DIRECTIONS FOR THIS TASK
Which lines hold the word "超灵便型船运价指数"? Copy each of them.

SUPPLIED MATERIAL
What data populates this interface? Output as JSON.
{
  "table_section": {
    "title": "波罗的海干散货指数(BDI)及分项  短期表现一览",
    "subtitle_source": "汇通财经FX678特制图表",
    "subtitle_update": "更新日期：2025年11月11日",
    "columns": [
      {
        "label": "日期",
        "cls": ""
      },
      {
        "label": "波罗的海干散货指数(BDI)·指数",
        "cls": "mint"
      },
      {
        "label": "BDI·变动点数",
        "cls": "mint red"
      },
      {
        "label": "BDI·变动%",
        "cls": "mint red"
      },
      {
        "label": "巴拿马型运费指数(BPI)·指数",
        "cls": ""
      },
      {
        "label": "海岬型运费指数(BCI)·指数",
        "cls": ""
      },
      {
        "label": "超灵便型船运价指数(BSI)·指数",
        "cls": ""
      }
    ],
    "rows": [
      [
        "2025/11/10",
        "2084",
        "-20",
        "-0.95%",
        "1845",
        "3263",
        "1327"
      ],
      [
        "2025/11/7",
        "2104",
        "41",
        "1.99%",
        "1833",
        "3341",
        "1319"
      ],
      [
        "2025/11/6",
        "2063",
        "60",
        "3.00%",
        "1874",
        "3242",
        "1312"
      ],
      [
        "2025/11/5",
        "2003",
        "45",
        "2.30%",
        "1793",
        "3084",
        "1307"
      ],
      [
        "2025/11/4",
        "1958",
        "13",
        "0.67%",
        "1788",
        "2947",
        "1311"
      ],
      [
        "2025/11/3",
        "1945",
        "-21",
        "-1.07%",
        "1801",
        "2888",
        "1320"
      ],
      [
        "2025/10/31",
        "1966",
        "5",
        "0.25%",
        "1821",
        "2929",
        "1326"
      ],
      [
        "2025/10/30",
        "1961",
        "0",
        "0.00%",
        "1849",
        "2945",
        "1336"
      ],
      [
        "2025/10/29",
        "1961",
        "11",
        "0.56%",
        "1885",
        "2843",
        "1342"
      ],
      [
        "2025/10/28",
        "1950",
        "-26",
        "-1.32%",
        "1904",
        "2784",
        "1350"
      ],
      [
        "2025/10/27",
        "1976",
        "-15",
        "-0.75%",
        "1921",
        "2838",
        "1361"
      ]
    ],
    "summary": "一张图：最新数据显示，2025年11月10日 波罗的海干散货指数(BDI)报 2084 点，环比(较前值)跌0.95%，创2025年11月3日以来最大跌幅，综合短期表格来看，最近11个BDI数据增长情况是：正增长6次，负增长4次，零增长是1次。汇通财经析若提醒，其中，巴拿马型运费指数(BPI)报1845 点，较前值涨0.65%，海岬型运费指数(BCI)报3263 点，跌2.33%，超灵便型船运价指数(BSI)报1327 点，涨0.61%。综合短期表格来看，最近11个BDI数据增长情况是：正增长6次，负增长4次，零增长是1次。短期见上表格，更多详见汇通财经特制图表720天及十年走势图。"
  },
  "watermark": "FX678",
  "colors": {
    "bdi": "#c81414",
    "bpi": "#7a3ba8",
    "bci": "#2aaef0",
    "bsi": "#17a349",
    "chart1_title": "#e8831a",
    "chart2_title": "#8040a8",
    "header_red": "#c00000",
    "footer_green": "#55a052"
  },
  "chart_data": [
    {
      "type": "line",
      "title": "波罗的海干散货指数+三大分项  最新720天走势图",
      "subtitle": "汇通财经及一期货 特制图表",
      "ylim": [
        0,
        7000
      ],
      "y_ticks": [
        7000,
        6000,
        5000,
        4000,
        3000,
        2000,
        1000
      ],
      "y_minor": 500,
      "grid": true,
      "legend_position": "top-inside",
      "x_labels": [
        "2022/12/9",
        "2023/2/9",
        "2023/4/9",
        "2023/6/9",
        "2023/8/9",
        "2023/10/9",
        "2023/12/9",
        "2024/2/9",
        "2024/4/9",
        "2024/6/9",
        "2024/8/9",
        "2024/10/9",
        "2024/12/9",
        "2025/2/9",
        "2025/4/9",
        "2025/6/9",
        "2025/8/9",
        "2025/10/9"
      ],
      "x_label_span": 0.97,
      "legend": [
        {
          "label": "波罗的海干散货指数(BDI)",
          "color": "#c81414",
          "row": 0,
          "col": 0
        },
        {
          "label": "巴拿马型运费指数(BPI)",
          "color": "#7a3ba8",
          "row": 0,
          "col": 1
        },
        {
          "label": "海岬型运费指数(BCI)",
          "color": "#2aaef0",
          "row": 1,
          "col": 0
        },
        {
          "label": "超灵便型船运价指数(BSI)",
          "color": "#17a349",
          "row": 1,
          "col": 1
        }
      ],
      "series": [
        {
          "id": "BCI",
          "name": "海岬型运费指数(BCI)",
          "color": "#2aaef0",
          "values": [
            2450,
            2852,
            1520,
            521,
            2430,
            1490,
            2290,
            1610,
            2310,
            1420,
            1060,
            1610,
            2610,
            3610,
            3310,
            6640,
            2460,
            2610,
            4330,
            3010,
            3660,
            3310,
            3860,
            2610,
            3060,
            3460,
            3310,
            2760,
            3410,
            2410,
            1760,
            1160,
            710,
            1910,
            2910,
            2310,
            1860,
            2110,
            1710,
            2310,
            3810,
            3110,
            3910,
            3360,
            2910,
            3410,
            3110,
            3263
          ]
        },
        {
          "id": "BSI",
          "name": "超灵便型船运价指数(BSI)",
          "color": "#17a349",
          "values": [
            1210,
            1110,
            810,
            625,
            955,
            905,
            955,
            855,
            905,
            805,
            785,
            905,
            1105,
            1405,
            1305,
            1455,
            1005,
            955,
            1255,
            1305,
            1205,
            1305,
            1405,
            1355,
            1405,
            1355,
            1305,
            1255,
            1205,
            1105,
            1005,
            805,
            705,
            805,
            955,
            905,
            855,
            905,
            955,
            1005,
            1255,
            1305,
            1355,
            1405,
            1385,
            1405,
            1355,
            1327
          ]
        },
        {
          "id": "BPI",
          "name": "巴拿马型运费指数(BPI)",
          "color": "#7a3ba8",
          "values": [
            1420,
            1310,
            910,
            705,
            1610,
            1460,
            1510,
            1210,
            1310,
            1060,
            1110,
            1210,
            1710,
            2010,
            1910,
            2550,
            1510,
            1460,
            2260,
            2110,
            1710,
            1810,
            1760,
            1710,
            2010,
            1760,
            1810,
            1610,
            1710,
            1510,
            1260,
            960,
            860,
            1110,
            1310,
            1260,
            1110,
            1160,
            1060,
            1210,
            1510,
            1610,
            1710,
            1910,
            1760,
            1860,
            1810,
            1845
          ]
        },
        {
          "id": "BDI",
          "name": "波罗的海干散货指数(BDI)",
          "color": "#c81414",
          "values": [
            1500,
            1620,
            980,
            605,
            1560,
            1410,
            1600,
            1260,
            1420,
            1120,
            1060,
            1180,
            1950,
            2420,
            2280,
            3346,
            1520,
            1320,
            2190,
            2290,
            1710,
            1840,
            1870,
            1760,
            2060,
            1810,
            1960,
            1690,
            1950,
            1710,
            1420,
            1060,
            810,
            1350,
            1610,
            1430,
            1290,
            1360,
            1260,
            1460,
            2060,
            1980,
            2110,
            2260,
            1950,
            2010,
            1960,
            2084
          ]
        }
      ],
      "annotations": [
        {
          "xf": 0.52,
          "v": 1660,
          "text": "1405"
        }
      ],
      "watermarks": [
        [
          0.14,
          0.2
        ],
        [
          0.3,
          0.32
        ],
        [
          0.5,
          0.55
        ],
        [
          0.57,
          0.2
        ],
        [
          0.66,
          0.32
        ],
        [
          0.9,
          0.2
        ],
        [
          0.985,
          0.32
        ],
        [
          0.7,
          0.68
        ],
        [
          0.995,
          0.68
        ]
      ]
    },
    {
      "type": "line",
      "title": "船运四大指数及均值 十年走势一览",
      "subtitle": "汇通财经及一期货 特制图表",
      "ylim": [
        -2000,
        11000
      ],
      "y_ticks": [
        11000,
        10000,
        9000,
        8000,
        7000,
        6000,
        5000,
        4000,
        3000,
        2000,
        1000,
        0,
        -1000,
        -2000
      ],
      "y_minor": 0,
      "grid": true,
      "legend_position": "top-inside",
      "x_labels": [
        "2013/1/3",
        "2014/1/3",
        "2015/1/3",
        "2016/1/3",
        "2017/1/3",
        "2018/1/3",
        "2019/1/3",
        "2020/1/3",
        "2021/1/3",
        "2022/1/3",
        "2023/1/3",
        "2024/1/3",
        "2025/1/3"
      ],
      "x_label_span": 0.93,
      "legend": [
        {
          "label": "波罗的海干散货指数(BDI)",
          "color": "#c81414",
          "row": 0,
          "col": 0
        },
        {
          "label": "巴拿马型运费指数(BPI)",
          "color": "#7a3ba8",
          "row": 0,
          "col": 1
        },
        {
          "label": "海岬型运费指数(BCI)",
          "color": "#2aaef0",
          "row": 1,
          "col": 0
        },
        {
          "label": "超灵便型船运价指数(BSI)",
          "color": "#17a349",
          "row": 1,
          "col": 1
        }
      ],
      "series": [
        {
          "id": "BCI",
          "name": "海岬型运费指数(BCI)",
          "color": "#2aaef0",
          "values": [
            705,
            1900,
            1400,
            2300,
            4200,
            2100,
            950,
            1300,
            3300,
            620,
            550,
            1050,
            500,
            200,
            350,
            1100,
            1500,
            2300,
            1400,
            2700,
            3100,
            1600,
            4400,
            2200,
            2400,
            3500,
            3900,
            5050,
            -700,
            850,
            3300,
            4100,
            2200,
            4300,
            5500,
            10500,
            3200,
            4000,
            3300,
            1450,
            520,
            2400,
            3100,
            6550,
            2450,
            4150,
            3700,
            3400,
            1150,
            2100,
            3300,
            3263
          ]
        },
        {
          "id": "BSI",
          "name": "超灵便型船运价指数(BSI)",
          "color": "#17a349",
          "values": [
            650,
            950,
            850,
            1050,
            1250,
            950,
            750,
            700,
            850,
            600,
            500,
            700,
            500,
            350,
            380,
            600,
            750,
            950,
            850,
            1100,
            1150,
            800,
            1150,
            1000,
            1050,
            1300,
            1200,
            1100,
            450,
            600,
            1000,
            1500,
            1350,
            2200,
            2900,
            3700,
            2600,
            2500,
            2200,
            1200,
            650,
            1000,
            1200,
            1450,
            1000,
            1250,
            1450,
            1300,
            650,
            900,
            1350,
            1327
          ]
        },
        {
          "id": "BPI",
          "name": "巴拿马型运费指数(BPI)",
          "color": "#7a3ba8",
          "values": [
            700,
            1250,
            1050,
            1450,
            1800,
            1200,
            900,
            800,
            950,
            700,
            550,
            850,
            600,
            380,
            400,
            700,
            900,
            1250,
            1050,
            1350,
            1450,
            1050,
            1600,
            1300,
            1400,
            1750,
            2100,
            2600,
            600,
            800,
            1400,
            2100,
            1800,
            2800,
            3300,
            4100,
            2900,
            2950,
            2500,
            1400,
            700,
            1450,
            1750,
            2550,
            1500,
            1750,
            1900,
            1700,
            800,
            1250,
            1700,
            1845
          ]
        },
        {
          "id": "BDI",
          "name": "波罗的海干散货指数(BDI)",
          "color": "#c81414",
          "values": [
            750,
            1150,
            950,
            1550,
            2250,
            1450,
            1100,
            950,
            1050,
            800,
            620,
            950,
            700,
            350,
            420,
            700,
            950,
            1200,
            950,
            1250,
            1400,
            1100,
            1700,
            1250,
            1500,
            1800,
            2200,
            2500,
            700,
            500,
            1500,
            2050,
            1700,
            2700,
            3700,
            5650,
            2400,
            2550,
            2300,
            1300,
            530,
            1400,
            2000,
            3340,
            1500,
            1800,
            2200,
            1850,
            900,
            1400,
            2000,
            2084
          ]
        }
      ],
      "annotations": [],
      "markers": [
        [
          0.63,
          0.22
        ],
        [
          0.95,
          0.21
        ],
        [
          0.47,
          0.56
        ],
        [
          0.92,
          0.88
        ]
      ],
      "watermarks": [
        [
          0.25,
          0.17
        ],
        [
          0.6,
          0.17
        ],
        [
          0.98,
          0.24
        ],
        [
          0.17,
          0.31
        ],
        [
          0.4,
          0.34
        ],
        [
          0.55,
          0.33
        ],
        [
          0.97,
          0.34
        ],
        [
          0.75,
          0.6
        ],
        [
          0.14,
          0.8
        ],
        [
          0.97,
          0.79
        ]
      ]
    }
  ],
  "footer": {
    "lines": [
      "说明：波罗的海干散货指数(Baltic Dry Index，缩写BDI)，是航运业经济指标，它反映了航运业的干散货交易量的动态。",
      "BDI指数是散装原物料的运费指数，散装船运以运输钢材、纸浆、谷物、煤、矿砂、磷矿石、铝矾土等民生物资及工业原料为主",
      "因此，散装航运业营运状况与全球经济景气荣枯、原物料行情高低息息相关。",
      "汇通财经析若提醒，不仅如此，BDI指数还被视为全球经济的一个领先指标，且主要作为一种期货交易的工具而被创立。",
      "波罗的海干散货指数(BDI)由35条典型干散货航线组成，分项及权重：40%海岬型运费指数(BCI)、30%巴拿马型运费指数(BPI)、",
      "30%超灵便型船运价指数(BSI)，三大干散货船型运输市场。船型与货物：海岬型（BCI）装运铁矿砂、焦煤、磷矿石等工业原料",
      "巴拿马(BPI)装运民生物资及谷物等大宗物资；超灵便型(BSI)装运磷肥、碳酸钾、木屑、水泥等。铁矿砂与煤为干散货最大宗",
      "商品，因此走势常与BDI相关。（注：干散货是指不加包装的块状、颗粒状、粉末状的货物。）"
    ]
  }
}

FINISHED ANSWER
        "label": "超灵便型船运价指数(BSI)·指数",
    "summary": "一张图：最新数据显示，2025年11月10日 波罗的海干散货指数(BDI)报 2084 点，环比(较前值)跌0.95%，创2025年11月3日以来最大跌幅，综合短期表格来看，最近11个BDI数据增长情况是：正增长6次，负增长4次，零增长是1次。汇通财经析若提醒，其中，巴拿马型运费指数(BPI)报1845 点，较前值涨0.65%，海岬型运费指数(BCI)报3263 点，跌2.33%，超灵便型船运价指数(BSI)报1327 点，涨0.61%。综合短期表格来看，最近11个BDI数据增长情况是：正增长6次，负增长4次，零增长是1次。短期见上表格，更多详见汇通财经特制图表720天及十年走势图。"
          "label": "超灵便型船运价指数(BSI)",
          "name": "超灵便型船运价指数(BSI)",
          "label": "超灵便型船运价指数(BSI)",
          "name": "超灵便型船运价指数(BSI)",
      "30%超灵便型船运价指数(BSI)，三大干散货船型运输市场。船型与货物：海岬型（BCI）装运铁矿砂、焦煤、磷矿石等工业原料",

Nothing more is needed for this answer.